Instructions for the task: Give back the entire listing verbatim.

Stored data
○ ○ ○ ○ ○ ○ ○

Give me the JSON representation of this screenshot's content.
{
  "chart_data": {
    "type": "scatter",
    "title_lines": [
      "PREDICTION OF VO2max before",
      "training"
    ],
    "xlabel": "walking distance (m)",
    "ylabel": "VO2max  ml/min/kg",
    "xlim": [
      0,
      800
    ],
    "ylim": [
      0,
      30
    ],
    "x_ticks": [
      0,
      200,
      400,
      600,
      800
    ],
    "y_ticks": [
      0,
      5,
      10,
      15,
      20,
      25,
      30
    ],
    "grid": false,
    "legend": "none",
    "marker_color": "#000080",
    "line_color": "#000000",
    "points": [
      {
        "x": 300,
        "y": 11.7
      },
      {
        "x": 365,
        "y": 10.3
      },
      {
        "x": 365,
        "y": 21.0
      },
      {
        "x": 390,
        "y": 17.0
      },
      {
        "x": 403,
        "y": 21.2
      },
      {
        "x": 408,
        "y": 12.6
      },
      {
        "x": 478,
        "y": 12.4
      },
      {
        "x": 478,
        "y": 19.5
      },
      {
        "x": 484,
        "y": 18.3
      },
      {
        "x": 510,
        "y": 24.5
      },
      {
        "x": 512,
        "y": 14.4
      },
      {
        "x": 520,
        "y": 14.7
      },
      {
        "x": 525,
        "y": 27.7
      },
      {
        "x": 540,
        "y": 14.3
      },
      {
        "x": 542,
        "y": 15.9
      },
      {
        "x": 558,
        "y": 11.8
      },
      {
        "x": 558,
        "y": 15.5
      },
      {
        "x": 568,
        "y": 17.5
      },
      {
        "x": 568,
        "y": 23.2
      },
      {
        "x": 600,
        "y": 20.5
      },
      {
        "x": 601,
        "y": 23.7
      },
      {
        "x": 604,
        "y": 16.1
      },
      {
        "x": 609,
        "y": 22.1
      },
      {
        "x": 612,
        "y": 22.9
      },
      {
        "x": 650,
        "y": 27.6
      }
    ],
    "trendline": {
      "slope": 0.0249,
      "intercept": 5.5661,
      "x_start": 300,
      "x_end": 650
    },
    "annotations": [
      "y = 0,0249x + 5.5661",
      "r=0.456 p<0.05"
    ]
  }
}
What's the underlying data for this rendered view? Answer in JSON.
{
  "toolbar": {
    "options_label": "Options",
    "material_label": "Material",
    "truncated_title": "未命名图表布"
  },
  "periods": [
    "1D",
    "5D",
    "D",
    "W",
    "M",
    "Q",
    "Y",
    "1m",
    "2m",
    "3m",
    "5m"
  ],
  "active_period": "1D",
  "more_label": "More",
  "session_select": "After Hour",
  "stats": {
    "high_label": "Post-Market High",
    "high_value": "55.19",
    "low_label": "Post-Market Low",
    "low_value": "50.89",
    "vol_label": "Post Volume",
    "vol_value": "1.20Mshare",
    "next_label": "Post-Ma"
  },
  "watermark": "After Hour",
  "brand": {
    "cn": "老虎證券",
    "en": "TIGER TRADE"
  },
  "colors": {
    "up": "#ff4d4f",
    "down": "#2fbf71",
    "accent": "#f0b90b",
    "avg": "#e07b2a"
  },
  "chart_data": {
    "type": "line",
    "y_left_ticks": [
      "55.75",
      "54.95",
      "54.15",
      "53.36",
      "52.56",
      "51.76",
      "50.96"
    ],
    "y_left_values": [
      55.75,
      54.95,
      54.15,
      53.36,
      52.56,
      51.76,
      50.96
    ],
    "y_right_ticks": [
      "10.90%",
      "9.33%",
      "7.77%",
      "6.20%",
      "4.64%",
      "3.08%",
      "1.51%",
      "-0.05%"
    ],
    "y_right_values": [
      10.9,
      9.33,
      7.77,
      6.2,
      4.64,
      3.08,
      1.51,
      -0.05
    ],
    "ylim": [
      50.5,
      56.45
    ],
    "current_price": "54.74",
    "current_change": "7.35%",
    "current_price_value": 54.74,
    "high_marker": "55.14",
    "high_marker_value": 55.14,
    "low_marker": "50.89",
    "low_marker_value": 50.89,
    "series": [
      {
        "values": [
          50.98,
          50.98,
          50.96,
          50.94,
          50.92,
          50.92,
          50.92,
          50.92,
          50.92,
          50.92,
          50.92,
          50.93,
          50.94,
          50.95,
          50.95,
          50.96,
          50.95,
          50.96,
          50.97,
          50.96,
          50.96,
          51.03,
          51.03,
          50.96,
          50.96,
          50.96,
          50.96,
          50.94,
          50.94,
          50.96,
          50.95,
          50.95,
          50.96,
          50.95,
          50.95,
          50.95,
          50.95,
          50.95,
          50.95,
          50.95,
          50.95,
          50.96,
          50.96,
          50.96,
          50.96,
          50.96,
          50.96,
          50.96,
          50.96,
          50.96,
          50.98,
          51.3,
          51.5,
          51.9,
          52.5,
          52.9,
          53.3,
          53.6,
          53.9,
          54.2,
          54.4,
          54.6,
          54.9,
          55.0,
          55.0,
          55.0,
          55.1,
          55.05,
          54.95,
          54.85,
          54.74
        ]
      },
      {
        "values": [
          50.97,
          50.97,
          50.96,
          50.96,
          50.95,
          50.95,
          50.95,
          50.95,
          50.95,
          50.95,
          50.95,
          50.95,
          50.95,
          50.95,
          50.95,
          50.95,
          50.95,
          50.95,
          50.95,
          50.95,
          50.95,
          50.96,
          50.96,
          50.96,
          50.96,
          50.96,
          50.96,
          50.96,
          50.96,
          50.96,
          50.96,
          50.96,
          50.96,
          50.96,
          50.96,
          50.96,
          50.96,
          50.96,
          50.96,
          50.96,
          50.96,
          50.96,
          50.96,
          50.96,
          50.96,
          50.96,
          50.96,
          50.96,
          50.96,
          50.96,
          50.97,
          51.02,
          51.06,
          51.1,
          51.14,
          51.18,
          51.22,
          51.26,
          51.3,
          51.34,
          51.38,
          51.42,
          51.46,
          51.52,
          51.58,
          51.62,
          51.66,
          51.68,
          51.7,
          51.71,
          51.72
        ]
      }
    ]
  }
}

○ ○ ○ ○ ○ ○ ○

Result for this exercise:
Give me the JSON representation of this screenshot's content.
{
  "chart_data": {
    "type": "scatter",
    "title_lines": [
      "PREDICTION OF VO2max before",
      "training"
    ],
    "xlabel": "walking distance (m)",
    "ylabel": "VO2max  ml/min/kg",
    "xlim": [
      0,
      800
    ],
    "ylim": [
      0,
      30
    ],
    "x_ticks": [
      0,
      200,
      400,
      600,
      800
    ],
    "y_ticks": [
      0,
      5,
      10,
      15,
      20,
      25,
      30
    ],
    "grid": false,
    "legend": "none",
    "marker_color": "#000080",
    "line_color": "#000000",
    "points": [
      {
        "x": 300,
        "y": 11.7
      },
      {
        "x": 365,
        "y": 10.3
      },
      {
        "x": 365,
        "y": 21.0
      },
      {
        "x": 390,
        "y": 17.0
      },
      {
        "x": 403,
        "y": 21.2
      },
      {
        "x": 408,
        "y": 12.6
      },
      {
        "x": 478,
        "y": 12.4
      },
      {
        "x": 478,
        "y": 19.5
      },
      {
        "x": 484,
        "y": 18.3
      },
      {
        "x": 510,
        "y": 24.5
      },
      {
        "x": 512,
        "y": 14.4
      },
      {
        "x": 520,
        "y": 14.7
      },
      {
        "x": 525,
        "y": 27.7
      },
      {
        "x": 540,
        "y": 14.3
      },
      {
        "x": 542,
        "y": 15.9
      },
      {
        "x": 558,
        "y": 11.8
      },
      {
        "x": 558,
        "y": 15.5
      },
      {
        "x": 568,
        "y": 17.5
      },
      {
        "x": 568,
        "y": 23.2
      },
      {
        "x": 600,
        "y": 20.5
      },
      {
        "x": 601,
        "y": 23.7
      },
      {
        "x": 604,
        "y": 16.1
      },
      {
        "x": 609,
        "y": 22.1
      },
      {
        "x": 612,
        "y": 22.9
      },
      {
        "x": 650,
        "y": 27.6
      }
    ],
    "trendline": {
      "slope": 0.0249,
      "intercept": 5.5661,
      "x_start": 300,
      "x_end": 650
    },
    "annotations": [
      "y = 0,0249x + 5.5661",
      "r=0.456 p<0.05"
    ]
  }
}
What's the underlying data for this rendered view? Answer in JSON.
{
  "toolbar": {
    "options_label": "Options",
    "material_label": "Material",
    "truncated_title": "未命名图表布"
  },
  "periods": [
    "1D",
    "5D",
    "D",
    "W",
    "M",
    "Q",
    "Y",
    "1m",
    "2m",
    "3m",
    "5m"
  ],
  "active_period": "1D",
  "more_label": "More",
  "session_select": "After Hour",
  "stats": {
    "high_label": "Post-Market High",
    "high_value": "55.19",
    "low_label": "Post-Market Low",
    "low_value": "50.89",
    "vol_label": "Post Volume",
    "vol_value": "1.20Mshare",
    "next_label": "Post-Ma"
  },
  "watermark": "After Hour",
  "brand": {
    "cn": "老虎證券",
    "en": "TIGER TRADE"
  },
  "colors": {
    "up": "#ff4d4f",
    "down": "#2fbf71",
    "accent": "#f0b90b",
    "avg": "#e07b2a"
  },
  "chart_data": {
    "type": "line",
    "y_left_ticks": [
      "55.75",
      "54.95",
      "54.15",
      "53.36",
      "52.56",
      "51.76",
      "50.96"
    ],
    "y_left_values": [
      55.75,
      54.95,
      54.15,
      53.36,
      52.56,
      51.76,
      50.96
    ],
    "y_right_ticks": [
      "10.90%",
      "9.33%",
      "7.77%",
      "6.20%",
      "4.64%",
      "3.08%",
      "1.51%",
      "-0.05%"
    ],
    "y_right_values": [
      10.9,
      9.33,
      7.77,
      6.2,
      4.64,
      3.08,
      1.51,
      -0.05
    ],
    "ylim": [
      50.5,
      56.45
    ],
    "current_price": "54.74",
    "current_change": "7.35%",
    "current_price_value": 54.74,
    "high_marker": "55.14",
    "high_marker_value": 55.14,
    "low_marker": "50.89",
    "low_marker_value": 50.89,
    "series": [
      {
        "values": [
          50.98,
          50.98,
          50.96,
          50.94,
          50.92,
          50.92,
          50.92,
          50.92,
          50.92,
          50.92,
          50.92,
          50.93,
          50.94,
          50.95,
          50.95,
          50.96,
          50.95,
          50.96,
          50.97,
          50.96,
          50.96,
          51.03,
          51.03,
          50.96,
          50.96,
          50.96,
          50.96,
          50.94,
          50.94,
          50.96,
          50.95,
          50.95,
          50.96,
          50.95,
          50.95,
          50.95,
          50.95,
          50.95,
          50.95,
          50.95,
          50.95,
          50.96,
          50.96,
          50.96,
          50.96,
          50.96,
          50.96,
          50.96,
          50.96,
          50.96,
          50.98,
          51.3,
          51.5,
          51.9,
          52.5,
          52.9,
          53.3,
          53.6,
          53.9,
          54.2,
          54.4,
          54.6,
          54.9,
          55.0,
          55.0,
          55.0,
          55.1,
          55.05,
          54.95,
          54.85,
          54.74
        ]
      },
      {
        "values": [
          50.97,
          50.97,
          50.96,
          50.96,
          50.95,
          50.95,
          50.95,
          50.95,
          50.95,
          50.95,
          50.95,
          50.95,
          50.95,
          50.95,
          50.95,
          50.95,
          50.95,
          50.95,
          50.95,
          50.95,
          50.95,
          50.96,
          50.96,
          50.96,
          50.96,
          50.96,
          50.96,
          50.96,
          50.96,
          50.96,
          50.96,
          50.96,
          50.96,
          50.96,
          50.96,
          50.96,
          50.96,
          50.96,
          50.96,
          50.96,
          50.96,
          50.96,
          50.96,
          50.96,
          50.96,
          50.96,
          50.96,
          50.96,
          50.96,
          50.96,
          50.97,
          51.02,
          51.06,
          51.1,
          51.14,
          51.18,
          51.22,
          51.26,
          51.3,
          51.34,
          51.38,
          51.42,
          51.46,
          51.52,
          51.58,
          51.62,
          51.66,
          51.68,
          51.7,
          51.71,
          51.72
        ]
      }
    ]
  }
}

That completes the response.